**Written exercise:**
Each line containing the word "JSON" must be collected.

**Stored records:**
+ + +

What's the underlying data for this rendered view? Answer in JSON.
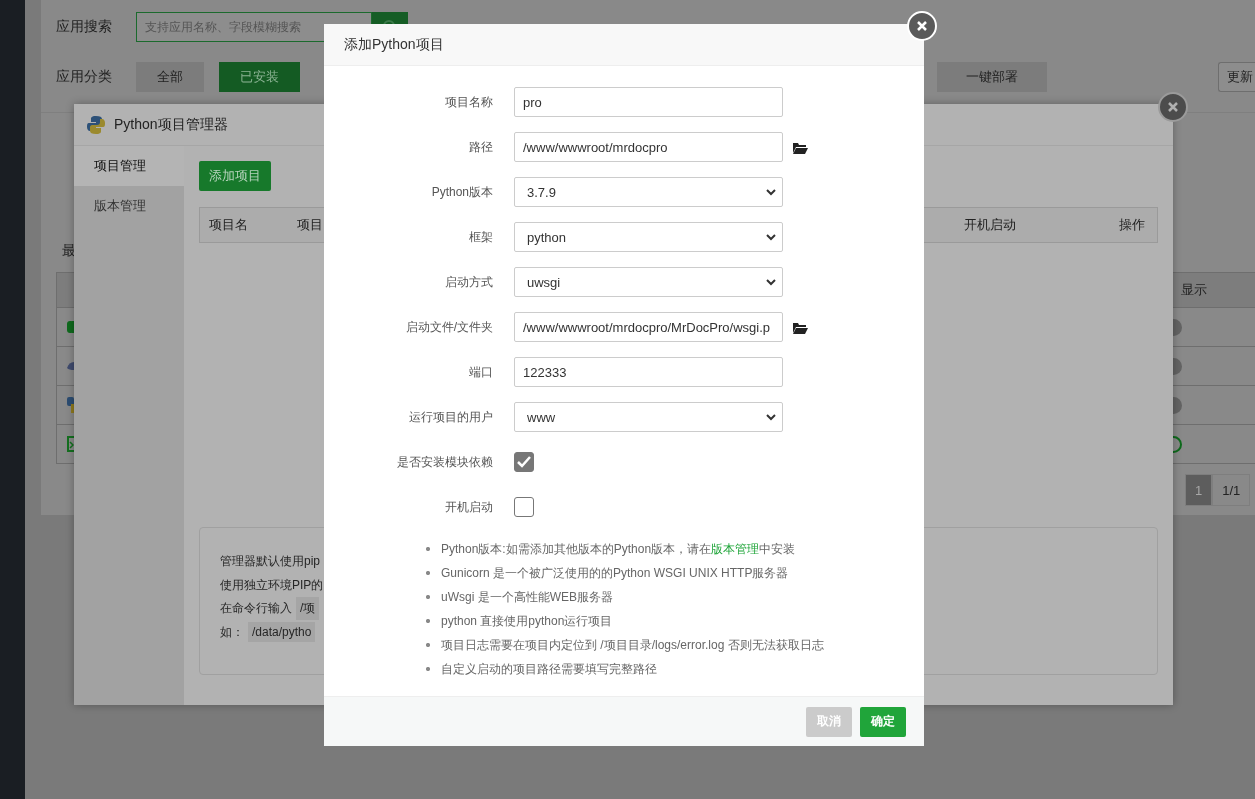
{
  "background_page": {
    "search": {
      "label": "应用搜索",
      "placeholder": "支持应用名称、字段模糊搜索"
    },
    "category_label": "应用分类",
    "categories": [
      {
        "label": "全部",
        "selected": false
      },
      {
        "label": "已安装",
        "selected": true
      }
    ],
    "deploy_button": "一键部署",
    "update_button": "更新",
    "section_fragment": "最",
    "column_fragment": "显示",
    "rows": [
      {
        "kind": "shield",
        "on": false
      },
      {
        "kind": "php",
        "on": false
      },
      {
        "kind": "python",
        "on": false
      },
      {
        "kind": "terminal",
        "on": true
      }
    ],
    "pagination": [
      {
        "label": "1",
        "selected": true
      },
      {
        "label": "1/1",
        "selected": false
      }
    ]
  },
  "manager": {
    "title": "Python项目管理器",
    "tabs": [
      {
        "label": "项目管理",
        "selected": true
      },
      {
        "label": "版本管理",
        "selected": false
      }
    ],
    "add_button": "添加项目",
    "columns": [
      "项目名",
      "项目",
      "开机启动",
      "操作"
    ],
    "info": [
      {
        "text": "管理器默认使用pip"
      },
      {
        "text": "使用独立环境PIP的"
      },
      {
        "text": "在命令行输入",
        "code": "/项"
      },
      {
        "text": "如：",
        "code": "/data/pytho"
      }
    ]
  },
  "dialog": {
    "title": "添加Python项目",
    "fields": [
      {
        "label": "项目名称",
        "kind": "text",
        "value": "pro"
      },
      {
        "label": "路径",
        "kind": "text",
        "value": "/www/wwwroot/mrdocpro",
        "browse": true
      },
      {
        "label": "Python版本",
        "kind": "select",
        "value": "3.7.9"
      },
      {
        "label": "框架",
        "kind": "select",
        "value": "python"
      },
      {
        "label": "启动方式",
        "kind": "select",
        "value": "uwsgi"
      },
      {
        "label": "启动文件/文件夹",
        "kind": "text",
        "value": "/www/wwwroot/mrdocpro/MrDocPro/wsgi.p",
        "browse": true
      },
      {
        "label": "端口",
        "kind": "text",
        "value": "122333"
      },
      {
        "label": "运行项目的用户",
        "kind": "select",
        "value": "www"
      },
      {
        "label": "是否安装模块依赖",
        "kind": "checkbox",
        "checked": true
      },
      {
        "label": "开机启动",
        "kind": "checkbox",
        "checked": false
      }
    ],
    "notes": [
      {
        "text": "Python版本:如需添加其他版本的Python版本，请在",
        "link": "版本管理",
        "after": "中安装"
      },
      {
        "text": "Gunicorn 是一个被广泛使用的的Python WSGI UNIX HTTP服务器"
      },
      {
        "text": "uWsgi 是一个高性能WEB服务器"
      },
      {
        "text": "python 直接使用python运行项目"
      },
      {
        "text": "项目日志需要在项目内定位到 /项目目录/logs/error.log 否则无法获取日志"
      },
      {
        "text": "自定义启动的项目路径需要填写完整路径"
      }
    ],
    "buttons": [
      {
        "label": "取消",
        "kind": "cancel"
      },
      {
        "label": "确定",
        "kind": "confirm"
      }
    ]
  }
}
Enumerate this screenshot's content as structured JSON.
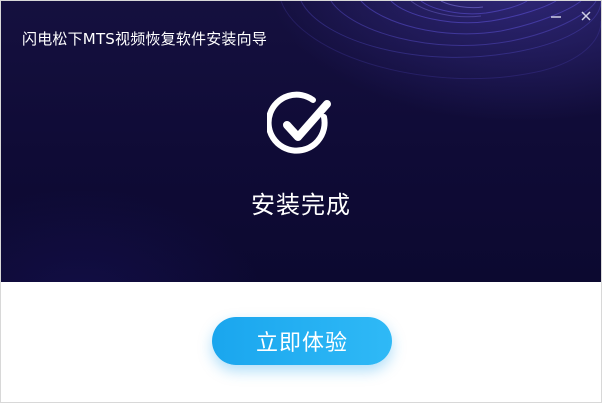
{
  "window": {
    "title": "闪电松下MTS视频恢复软件安装向导"
  },
  "controls": {
    "minimize_icon": "minimize-icon",
    "close_icon": "close-icon"
  },
  "main": {
    "status_icon": "checkmark-circle-icon",
    "status_text": "安装完成"
  },
  "footer": {
    "primary_button_label": "立即体验"
  },
  "colors": {
    "header_background": "#120d3b",
    "button_gradient_start": "#1aa6ee",
    "button_gradient_end": "#2fb9f6",
    "text": "#ffffff"
  }
}
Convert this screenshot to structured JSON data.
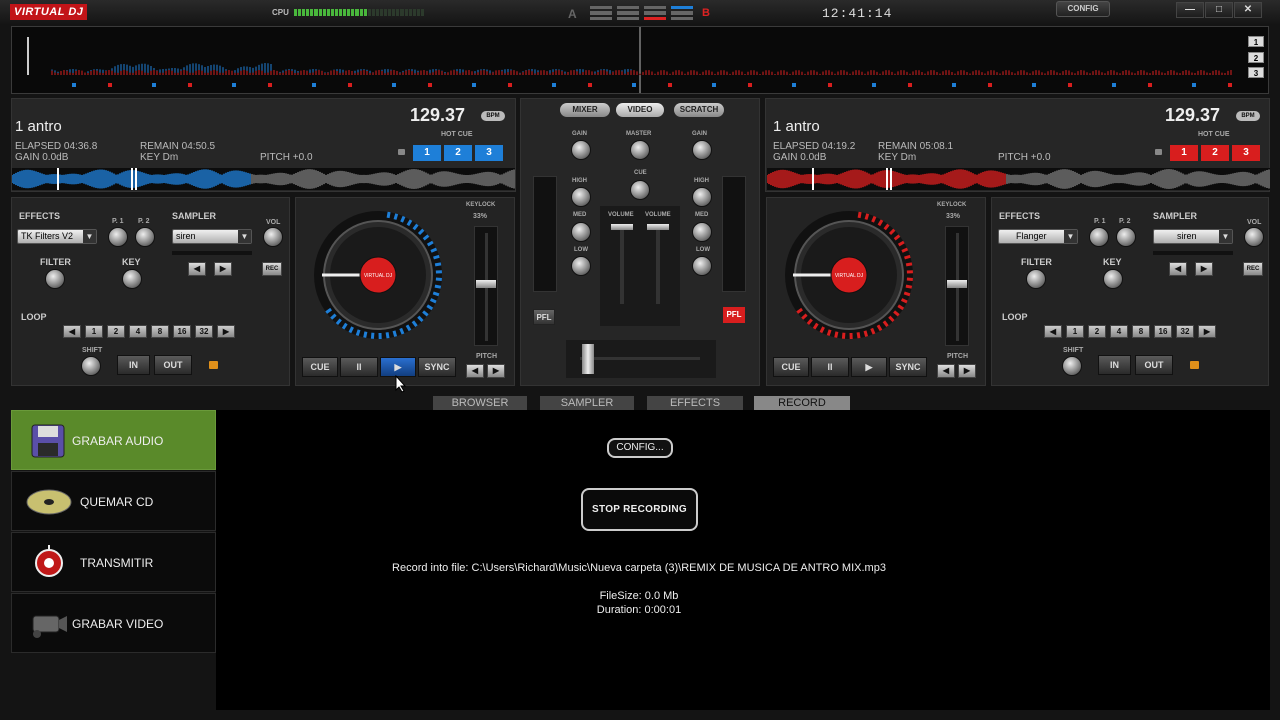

+ + +

**The reply:**
What's the underlying data for this rendered view? Answer in JSON.
Enumerate this screenshot's content as structured JSON.
Convert this screenshot to structured JSON data.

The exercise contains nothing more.